▶ _Your task_: All of the data should be output character for character, except the pictures.

▶ _Stored records_:
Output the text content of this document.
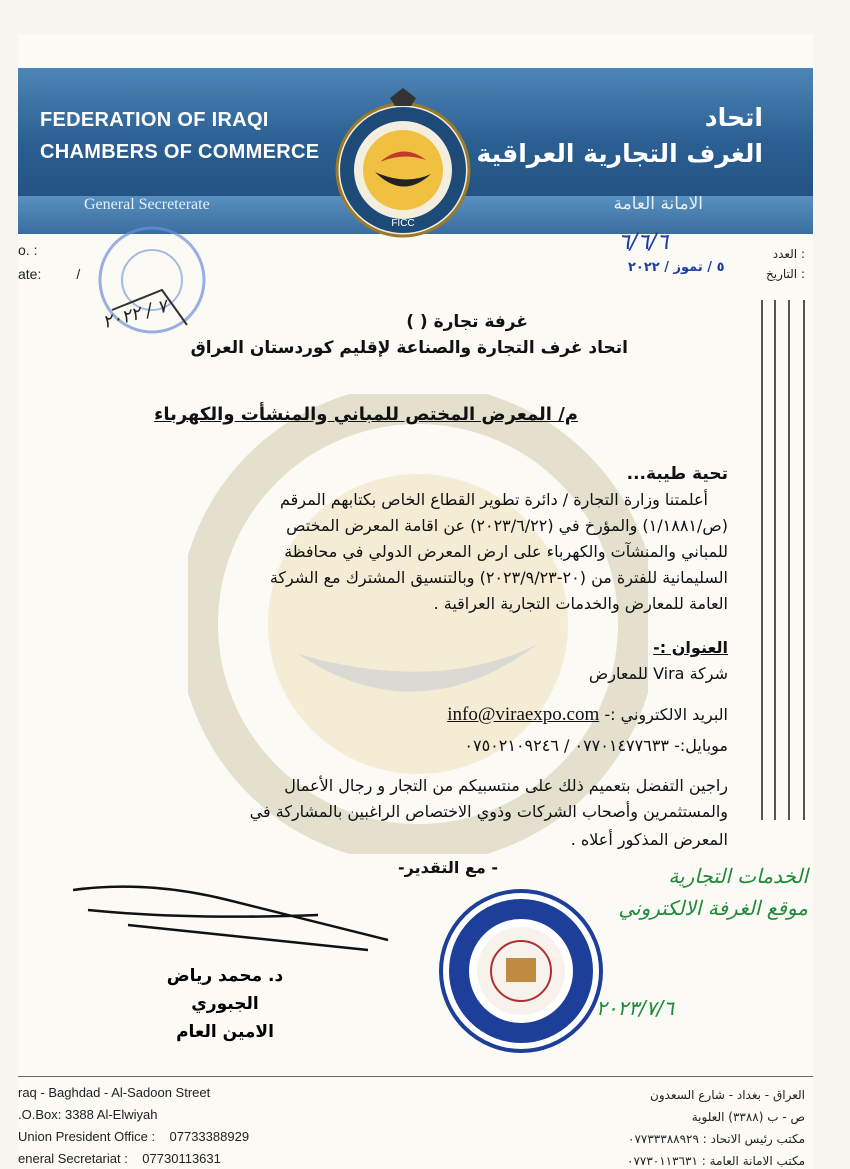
FEDERATION OF IRAQI
CHAMBERS OF COMMERCE
اتحاد
الغرف التجارية العراقية
General Secreterate	الامانة العامة
FICC
o. :
ate:	/
٧ / ٢٠٢٢
: العدد
: التاريخ
٦/٦/٦
٥ / تموز / ٢٠٢٢
غرفة تجارة ( )
اتحاد غرف التجارة والصناعة لإقليم كوردستان العراق
م/ المعرض المختص للمباني والمنشأت والكهرباء
تحية طيبة...
أعلمتنا وزارة التجارة / دائرة تطوير القطاع الخاص بكتابهم المرقم
(ص/١/١٨٨١) والمؤرخ في (٢٠٢٣/٦/٢٢) عن اقامة المعرض المختص
للمباني والمنشآت والكهرباء على ارض المعرض الدولي في محافظة
السليمانية للفترة من (٢٠-٢٠٢٣/٩/٢٣) وبالتنسيق المشترك مع الشركة
العامة للمعارض والخدمات التجارية العراقية .
العنوان :-
شركة Vira للمعارض
البريد الالكتروني :- info@viraexpo.com
موبايل:- ٠٧٧٠١٤٧٧٦٣٣ / ٠٧٥٠٢١٠٩٢٤٦
راجين التفضل بتعميم ذلك على منتسبيكم من التجار و رجال الأعمال
والمستثمرين وأصحاب الشركات وذوي الاختصاص الراغبين بالمشاركة في
المعرض المذكور أعلاه .
- مع التقدير-
د. محمد رياض الجبوري
الامين العام
الخدمات التجارية
موقع الغرفة الالكتروني
٢٠٢٣/٧/٦
raq - Baghdad - Al-Sadoon Street
.O.Box: 3388 Al-Elwiyah
Union President Office : 07733388929
eneral Secretariat : 07730113631
العراق - بغداد - شارع السعدون
ص - ب (٣٣٨٨) العلوية
مكتب رئيس الاتحاد : ٠٧٧٣٣٣٨٨٩٢٩
مكتب الامانة العامة : ٠٧٧٣٠١١٣٦٣١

▶ _Result_:
Output the text content of this document.
FEDERATION OF IRAQI
CHAMBERS OF COMMERCE
اتحاد
الغرف التجارية العراقية
General Secreterate	الامانة العامة
FICC
o. :
ate:	/
٧ / ٢٠٢٢
: العدد
: التاريخ
٦/٦/٦
٥ / تموز / ٢٠٢٢
غرفة تجارة ( )
اتحاد غرف التجارة والصناعة لإقليم كوردستان العراق
م/ المعرض المختص للمباني والمنشأت والكهرباء
تحية طيبة...
أعلمتنا وزارة التجارة / دائرة تطوير القطاع الخاص بكتابهم المرقم
(ص/١/١٨٨١) والمؤرخ في (٢٠٢٣/٦/٢٢) عن اقامة المعرض المختص
للمباني والمنشآت والكهرباء على ارض المعرض الدولي في محافظة
السليمانية للفترة من (٢٠-٢٠٢٣/٩/٢٣) وبالتنسيق المشترك مع الشركة
العامة للمعارض والخدمات التجارية العراقية .
العنوان :-
شركة Vira للمعارض
البريد الالكتروني :- info@viraexpo.com
موبايل:- ٠٧٧٠١٤٧٧٦٣٣ / ٠٧٥٠٢١٠٩٢٤٦
راجين التفضل بتعميم ذلك على منتسبيكم من التجار و رجال الأعمال
والمستثمرين وأصحاب الشركات وذوي الاختصاص الراغبين بالمشاركة في
المعرض المذكور أعلاه .
- مع التقدير-
د. محمد رياض الجبوري
الامين العام
الخدمات التجارية
موقع الغرفة الالكتروني
٢٠٢٣/٧/٦
raq - Baghdad - Al-Sadoon Street
.O.Box: 3388 Al-Elwiyah
Union President Office : 07733388929
eneral Secretariat : 07730113631
العراق - بغداد - شارع السعدون
ص - ب (٣٣٨٨) العلوية
مكتب رئيس الاتحاد : ٠٧٧٣٣٣٨٨٩٢٩
مكتب الامانة العامة : ٠٧٧٣٠١١٣٦٣١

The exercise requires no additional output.